Record list:
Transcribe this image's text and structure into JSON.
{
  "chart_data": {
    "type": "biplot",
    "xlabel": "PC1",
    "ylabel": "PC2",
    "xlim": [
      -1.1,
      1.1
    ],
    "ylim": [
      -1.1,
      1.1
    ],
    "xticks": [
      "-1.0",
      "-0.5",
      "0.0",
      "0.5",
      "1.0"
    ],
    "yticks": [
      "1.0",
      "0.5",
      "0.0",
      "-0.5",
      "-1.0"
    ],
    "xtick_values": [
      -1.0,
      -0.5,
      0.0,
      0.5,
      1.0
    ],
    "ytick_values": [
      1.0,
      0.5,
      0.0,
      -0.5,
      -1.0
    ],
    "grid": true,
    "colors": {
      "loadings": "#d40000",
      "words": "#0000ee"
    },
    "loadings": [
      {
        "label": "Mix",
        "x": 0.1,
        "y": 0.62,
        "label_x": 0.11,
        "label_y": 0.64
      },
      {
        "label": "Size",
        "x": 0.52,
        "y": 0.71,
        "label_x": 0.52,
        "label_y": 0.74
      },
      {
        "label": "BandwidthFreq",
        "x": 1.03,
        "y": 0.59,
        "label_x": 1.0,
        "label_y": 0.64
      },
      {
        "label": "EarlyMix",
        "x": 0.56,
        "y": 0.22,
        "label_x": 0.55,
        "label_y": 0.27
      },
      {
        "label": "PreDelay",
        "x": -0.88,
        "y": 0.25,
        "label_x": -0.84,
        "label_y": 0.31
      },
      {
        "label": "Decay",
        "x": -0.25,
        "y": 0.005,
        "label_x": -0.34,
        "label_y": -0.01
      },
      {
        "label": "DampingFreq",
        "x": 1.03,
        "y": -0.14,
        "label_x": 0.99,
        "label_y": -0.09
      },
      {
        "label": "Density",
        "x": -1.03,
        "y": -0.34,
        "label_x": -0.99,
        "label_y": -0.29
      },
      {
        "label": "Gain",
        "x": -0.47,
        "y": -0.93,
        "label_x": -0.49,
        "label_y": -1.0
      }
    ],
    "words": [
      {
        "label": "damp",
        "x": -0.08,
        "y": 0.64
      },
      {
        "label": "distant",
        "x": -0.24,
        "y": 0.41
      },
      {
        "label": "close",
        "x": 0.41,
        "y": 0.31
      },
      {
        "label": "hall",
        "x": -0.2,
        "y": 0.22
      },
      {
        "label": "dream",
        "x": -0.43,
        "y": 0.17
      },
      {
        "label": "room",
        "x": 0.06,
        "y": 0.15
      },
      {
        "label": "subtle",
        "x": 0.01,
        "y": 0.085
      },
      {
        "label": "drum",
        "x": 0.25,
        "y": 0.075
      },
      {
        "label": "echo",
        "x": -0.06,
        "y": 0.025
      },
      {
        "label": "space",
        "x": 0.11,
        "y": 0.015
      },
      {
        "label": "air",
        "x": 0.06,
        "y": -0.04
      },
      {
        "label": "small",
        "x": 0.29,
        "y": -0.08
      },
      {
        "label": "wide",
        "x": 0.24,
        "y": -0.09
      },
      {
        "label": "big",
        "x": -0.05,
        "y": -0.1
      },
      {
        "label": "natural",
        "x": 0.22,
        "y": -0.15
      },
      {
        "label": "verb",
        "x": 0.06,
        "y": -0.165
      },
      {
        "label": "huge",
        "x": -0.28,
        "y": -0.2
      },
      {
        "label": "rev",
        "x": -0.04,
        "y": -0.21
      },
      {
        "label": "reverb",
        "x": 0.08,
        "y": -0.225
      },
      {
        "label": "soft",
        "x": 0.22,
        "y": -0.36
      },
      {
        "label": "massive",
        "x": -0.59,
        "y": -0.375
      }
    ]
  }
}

Stated goal:
Output each entry precisely as given.

Result of the task:
Transcribe this image's text and structure into JSON.
{
  "chart_data": {
    "type": "biplot",
    "xlabel": "PC1",
    "ylabel": "PC2",
    "xlim": [
      -1.1,
      1.1
    ],
    "ylim": [
      -1.1,
      1.1
    ],
    "xticks": [
      "-1.0",
      "-0.5",
      "0.0",
      "0.5",
      "1.0"
    ],
    "yticks": [
      "1.0",
      "0.5",
      "0.0",
      "-0.5",
      "-1.0"
    ],
    "xtick_values": [
      -1.0,
      -0.5,
      0.0,
      0.5,
      1.0
    ],
    "ytick_values": [
      1.0,
      0.5,
      0.0,
      -0.5,
      -1.0
    ],
    "grid": true,
    "colors": {
      "loadings": "#d40000",
      "words": "#0000ee"
    },
    "loadings": [
      {
        "label": "Mix",
        "x": 0.1,
        "y": 0.62,
        "label_x": 0.11,
        "label_y": 0.64
      },
      {
        "label": "Size",
        "x": 0.52,
        "y": 0.71,
        "label_x": 0.52,
        "label_y": 0.74
      },
      {
        "label": "BandwidthFreq",
        "x": 1.03,
        "y": 0.59,
        "label_x": 1.0,
        "label_y": 0.64
      },
      {
        "label": "EarlyMix",
        "x": 0.56,
        "y": 0.22,
        "label_x": 0.55,
        "label_y": 0.27
      },
      {
        "label": "PreDelay",
        "x": -0.88,
        "y": 0.25,
        "label_x": -0.84,
        "label_y": 0.31
      },
      {
        "label": "Decay",
        "x": -0.25,
        "y": 0.005,
        "label_x": -0.34,
        "label_y": -0.01
      },
      {
        "label": "DampingFreq",
        "x": 1.03,
        "y": -0.14,
        "label_x": 0.99,
        "label_y": -0.09
      },
      {
        "label": "Density",
        "x": -1.03,
        "y": -0.34,
        "label_x": -0.99,
        "label_y": -0.29
      },
      {
        "label": "Gain",
        "x": -0.47,
        "y": -0.93,
        "label_x": -0.49,
        "label_y": -1.0
      }
    ],
    "words": [
      {
        "label": "damp",
        "x": -0.08,
        "y": 0.64
      },
      {
        "label": "distant",
        "x": -0.24,
        "y": 0.41
      },
      {
        "label": "close",
        "x": 0.41,
        "y": 0.31
      },
      {
        "label": "hall",
        "x": -0.2,
        "y": 0.22
      },
      {
        "label": "dream",
        "x": -0.43,
        "y": 0.17
      },
      {
        "label": "room",
        "x": 0.06,
        "y": 0.15
      },
      {
        "label": "subtle",
        "x": 0.01,
        "y": 0.085
      },
      {
        "label": "drum",
        "x": 0.25,
        "y": 0.075
      },
      {
        "label": "echo",
        "x": -0.06,
        "y": 0.025
      },
      {
        "label": "space",
        "x": 0.11,
        "y": 0.015
      },
      {
        "label": "air",
        "x": 0.06,
        "y": -0.04
      },
      {
        "label": "small",
        "x": 0.29,
        "y": -0.08
      },
      {
        "label": "wide",
        "x": 0.24,
        "y": -0.09
      },
      {
        "label": "big",
        "x": -0.05,
        "y": -0.1
      },
      {
        "label": "natural",
        "x": 0.22,
        "y": -0.15
      },
      {
        "label": "verb",
        "x": 0.06,
        "y": -0.165
      },
      {
        "label": "huge",
        "x": -0.28,
        "y": -0.2
      },
      {
        "label": "rev",
        "x": -0.04,
        "y": -0.21
      },
      {
        "label": "reverb",
        "x": 0.08,
        "y": -0.225
      },
      {
        "label": "soft",
        "x": 0.22,
        "y": -0.36
      },
      {
        "label": "massive",
        "x": -0.59,
        "y": -0.375
      }
    ]
  }
}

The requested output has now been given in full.